■ Your goal: Images are excluded; otherwise, output every record exactly.

■ Data:
****************************************

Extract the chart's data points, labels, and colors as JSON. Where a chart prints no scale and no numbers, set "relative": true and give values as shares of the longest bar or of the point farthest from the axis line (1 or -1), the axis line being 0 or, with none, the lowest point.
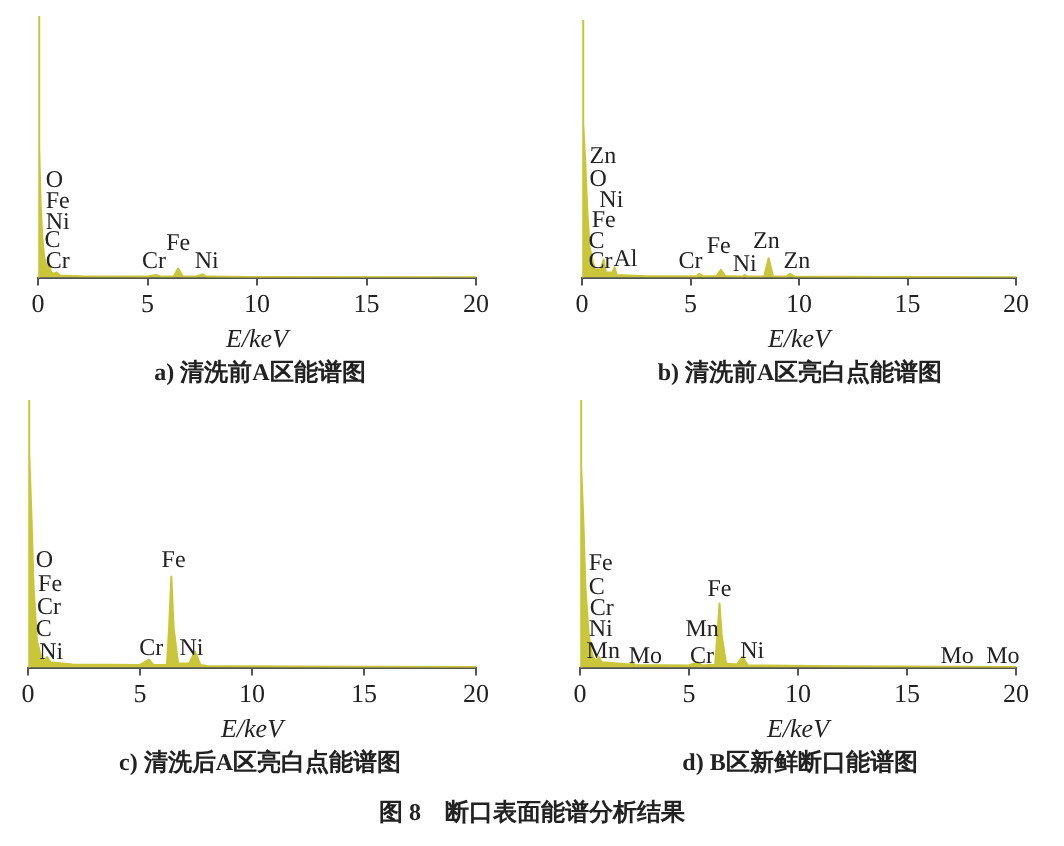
{
  "chart_data": [
    {
      "type": "area",
      "title": "a) 清洗前A区能谱图",
      "xlabel": "E/keV",
      "relative": true,
      "legend": false,
      "grid": false,
      "tick_labels": "x",
      "xlim": [
        0,
        20
      ],
      "xticks": [
        0,
        5,
        10,
        15,
        20
      ],
      "series": [
        {
          "color": "#c9c63a",
          "x": [
            0,
            0.03,
            0.08,
            0.12,
            0.2,
            0.28,
            0.4,
            0.52,
            0.6,
            0.75,
            0.85,
            1,
            2,
            5,
            5.4,
            5.6,
            6.2,
            6.4,
            6.6,
            7.2,
            7.5,
            7.7,
            10,
            20
          ],
          "values": [
            0,
            1,
            0.5,
            0.28,
            0.15,
            0.08,
            0.04,
            0.05,
            0.02,
            0.015,
            0.02,
            0.008,
            0.005,
            0.004,
            0.01,
            0.004,
            0.005,
            0.035,
            0.005,
            0.004,
            0.012,
            0.004,
            0.002,
            0.001
          ]
        }
      ],
      "annotations": [
        "O",
        "Fe",
        "Ni",
        "C",
        "Cr",
        "Cr",
        "Fe",
        "Ni"
      ]
    },
    {
      "type": "area",
      "title": "b) 清洗前A区亮白点能谱图",
      "xlabel": "E/keV",
      "relative": true,
      "legend": false,
      "grid": false,
      "tick_labels": "x",
      "xlim": [
        0,
        20
      ],
      "xticks": [
        0,
        5,
        10,
        15,
        20
      ],
      "series": [
        {
          "color": "#c9c63a",
          "x": [
            0,
            0.03,
            0.08,
            0.15,
            0.25,
            0.35,
            0.5,
            0.6,
            0.85,
            1,
            1.1,
            1.4,
            1.5,
            1.6,
            3,
            5.3,
            5.4,
            5.6,
            6.2,
            6.4,
            6.6,
            7.4,
            7.5,
            7.6,
            8.4,
            8.6,
            8.8,
            9.4,
            9.6,
            9.8,
            12,
            20
          ],
          "values": [
            0,
            1,
            0.6,
            0.45,
            0.25,
            0.12,
            0.06,
            0.03,
            0.03,
            0.07,
            0.02,
            0.02,
            0.04,
            0.01,
            0.005,
            0.005,
            0.015,
            0.005,
            0.006,
            0.03,
            0.006,
            0.004,
            0.01,
            0.004,
            0.005,
            0.075,
            0.005,
            0.004,
            0.015,
            0.004,
            0.003,
            0.001
          ]
        }
      ],
      "annotations": [
        "Zn",
        "O",
        "Ni",
        "Fe",
        "C",
        "Cr",
        "Al",
        "Cr",
        "Fe",
        "Ni",
        "Zn",
        "Zn"
      ]
    },
    {
      "type": "area",
      "title": "c) 清洗后A区亮白点能谱图",
      "xlabel": "E/keV",
      "relative": true,
      "legend": false,
      "grid": false,
      "tick_labels": "x",
      "xlim": [
        0,
        20
      ],
      "xticks": [
        0,
        5,
        10,
        15,
        20
      ],
      "series": [
        {
          "color": "#c9c63a",
          "x": [
            0,
            0.03,
            0.08,
            0.15,
            0.25,
            0.4,
            0.52,
            0.6,
            0.75,
            0.85,
            1,
            2,
            5,
            5.4,
            5.6,
            6.2,
            6.3,
            6.4,
            6.5,
            6.7,
            7.2,
            7.45,
            7.7,
            8,
            12,
            20
          ],
          "values": [
            0,
            1,
            0.8,
            0.58,
            0.3,
            0.1,
            0.06,
            0.04,
            0.02,
            0.04,
            0.02,
            0.012,
            0.01,
            0.03,
            0.01,
            0.01,
            0.15,
            0.34,
            0.15,
            0.015,
            0.015,
            0.06,
            0.01,
            0.006,
            0.004,
            0.002
          ]
        }
      ],
      "annotations": [
        "O",
        "Fe",
        "Cr",
        "C",
        "Ni",
        "Cr",
        "Fe",
        "Ni"
      ]
    },
    {
      "type": "area",
      "title": "d) B区新鲜断口能谱图",
      "xlabel": "E/keV",
      "relative": true,
      "legend": false,
      "grid": false,
      "tick_labels": "x",
      "xlim": [
        0,
        20
      ],
      "xticks": [
        0,
        5,
        10,
        15,
        20
      ],
      "series": [
        {
          "color": "#c9c63a",
          "x": [
            0,
            0.03,
            0.08,
            0.15,
            0.25,
            0.4,
            0.52,
            0.6,
            0.75,
            0.85,
            1,
            2.3,
            2.4,
            2.5,
            5,
            5.4,
            5.6,
            5.9,
            6.2,
            6.3,
            6.4,
            6.5,
            6.7,
            7.2,
            7.45,
            7.7,
            12,
            17.5,
            20
          ],
          "values": [
            0,
            1,
            0.75,
            0.56,
            0.3,
            0.12,
            0.06,
            0.04,
            0.02,
            0.04,
            0.02,
            0.012,
            0.02,
            0.01,
            0.008,
            0.02,
            0.008,
            0.01,
            0.01,
            0.12,
            0.24,
            0.12,
            0.015,
            0.012,
            0.04,
            0.008,
            0.005,
            0.003,
            0.002
          ]
        }
      ],
      "annotations": [
        "Fe",
        "C",
        "Cr",
        "Ni",
        "Mn",
        "Mo",
        "Mn",
        "Cr",
        "Fe",
        "Ni",
        "Mo",
        "Mo",
        "图 8　断口表面能谱分析结果"
      ]
    }
  ]
}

****************************************

■ Output:
Extract the chart's data points, labels, and colors as JSON. Where a chart prints no scale and no numbers, set "relative": true and give values as shares of the longest bar or of the point farthest from the axis line (1 or -1), the axis line being 0 or, with none, the lowest point.
{
  "chart_data": [
    {
      "type": "area",
      "title": "a) 清洗前A区能谱图",
      "xlabel": "E/keV",
      "relative": true,
      "legend": false,
      "grid": false,
      "tick_labels": "x",
      "xlim": [
        0,
        20
      ],
      "xticks": [
        0,
        5,
        10,
        15,
        20
      ],
      "series": [
        {
          "color": "#c9c63a",
          "x": [
            0,
            0.03,
            0.08,
            0.12,
            0.2,
            0.28,
            0.4,
            0.52,
            0.6,
            0.75,
            0.85,
            1,
            2,
            5,
            5.4,
            5.6,
            6.2,
            6.4,
            6.6,
            7.2,
            7.5,
            7.7,
            10,
            20
          ],
          "values": [
            0,
            1,
            0.5,
            0.28,
            0.15,
            0.08,
            0.04,
            0.05,
            0.02,
            0.015,
            0.02,
            0.008,
            0.005,
            0.004,
            0.01,
            0.004,
            0.005,
            0.035,
            0.005,
            0.004,
            0.012,
            0.004,
            0.002,
            0.001
          ]
        }
      ],
      "annotations": [
        "O",
        "Fe",
        "Ni",
        "C",
        "Cr",
        "Cr",
        "Fe",
        "Ni"
      ]
    },
    {
      "type": "area",
      "title": "b) 清洗前A区亮白点能谱图",
      "xlabel": "E/keV",
      "relative": true,
      "legend": false,
      "grid": false,
      "tick_labels": "x",
      "xlim": [
        0,
        20
      ],
      "xticks": [
        0,
        5,
        10,
        15,
        20
      ],
      "series": [
        {
          "color": "#c9c63a",
          "x": [
            0,
            0.03,
            0.08,
            0.15,
            0.25,
            0.35,
            0.5,
            0.6,
            0.85,
            1,
            1.1,
            1.4,
            1.5,
            1.6,
            3,
            5.3,
            5.4,
            5.6,
            6.2,
            6.4,
            6.6,
            7.4,
            7.5,
            7.6,
            8.4,
            8.6,
            8.8,
            9.4,
            9.6,
            9.8,
            12,
            20
          ],
          "values": [
            0,
            1,
            0.6,
            0.45,
            0.25,
            0.12,
            0.06,
            0.03,
            0.03,
            0.07,
            0.02,
            0.02,
            0.04,
            0.01,
            0.005,
            0.005,
            0.015,
            0.005,
            0.006,
            0.03,
            0.006,
            0.004,
            0.01,
            0.004,
            0.005,
            0.075,
            0.005,
            0.004,
            0.015,
            0.004,
            0.003,
            0.001
          ]
        }
      ],
      "annotations": [
        "Zn",
        "O",
        "Ni",
        "Fe",
        "C",
        "Cr",
        "Al",
        "Cr",
        "Fe",
        "Ni",
        "Zn",
        "Zn"
      ]
    },
    {
      "type": "area",
      "title": "c) 清洗后A区亮白点能谱图",
      "xlabel": "E/keV",
      "relative": true,
      "legend": false,
      "grid": false,
      "tick_labels": "x",
      "xlim": [
        0,
        20
      ],
      "xticks": [
        0,
        5,
        10,
        15,
        20
      ],
      "series": [
        {
          "color": "#c9c63a",
          "x": [
            0,
            0.03,
            0.08,
            0.15,
            0.25,
            0.4,
            0.52,
            0.6,
            0.75,
            0.85,
            1,
            2,
            5,
            5.4,
            5.6,
            6.2,
            6.3,
            6.4,
            6.5,
            6.7,
            7.2,
            7.45,
            7.7,
            8,
            12,
            20
          ],
          "values": [
            0,
            1,
            0.8,
            0.58,
            0.3,
            0.1,
            0.06,
            0.04,
            0.02,
            0.04,
            0.02,
            0.012,
            0.01,
            0.03,
            0.01,
            0.01,
            0.15,
            0.34,
            0.15,
            0.015,
            0.015,
            0.06,
            0.01,
            0.006,
            0.004,
            0.002
          ]
        }
      ],
      "annotations": [
        "O",
        "Fe",
        "Cr",
        "C",
        "Ni",
        "Cr",
        "Fe",
        "Ni"
      ]
    },
    {
      "type": "area",
      "title": "d) B区新鲜断口能谱图",
      "xlabel": "E/keV",
      "relative": true,
      "legend": false,
      "grid": false,
      "tick_labels": "x",
      "xlim": [
        0,
        20
      ],
      "xticks": [
        0,
        5,
        10,
        15,
        20
      ],
      "series": [
        {
          "color": "#c9c63a",
          "x": [
            0,
            0.03,
            0.08,
            0.15,
            0.25,
            0.4,
            0.52,
            0.6,
            0.75,
            0.85,
            1,
            2.3,
            2.4,
            2.5,
            5,
            5.4,
            5.6,
            5.9,
            6.2,
            6.3,
            6.4,
            6.5,
            6.7,
            7.2,
            7.45,
            7.7,
            12,
            17.5,
            20
          ],
          "values": [
            0,
            1,
            0.75,
            0.56,
            0.3,
            0.12,
            0.06,
            0.04,
            0.02,
            0.04,
            0.02,
            0.012,
            0.02,
            0.01,
            0.008,
            0.02,
            0.008,
            0.01,
            0.01,
            0.12,
            0.24,
            0.12,
            0.015,
            0.012,
            0.04,
            0.008,
            0.005,
            0.003,
            0.002
          ]
        }
      ],
      "annotations": [
        "Fe",
        "C",
        "Cr",
        "Ni",
        "Mn",
        "Mo",
        "Mn",
        "Cr",
        "Fe",
        "Ni",
        "Mo",
        "Mo",
        "图 8　断口表面能谱分析结果"
      ]
    }
  ]
}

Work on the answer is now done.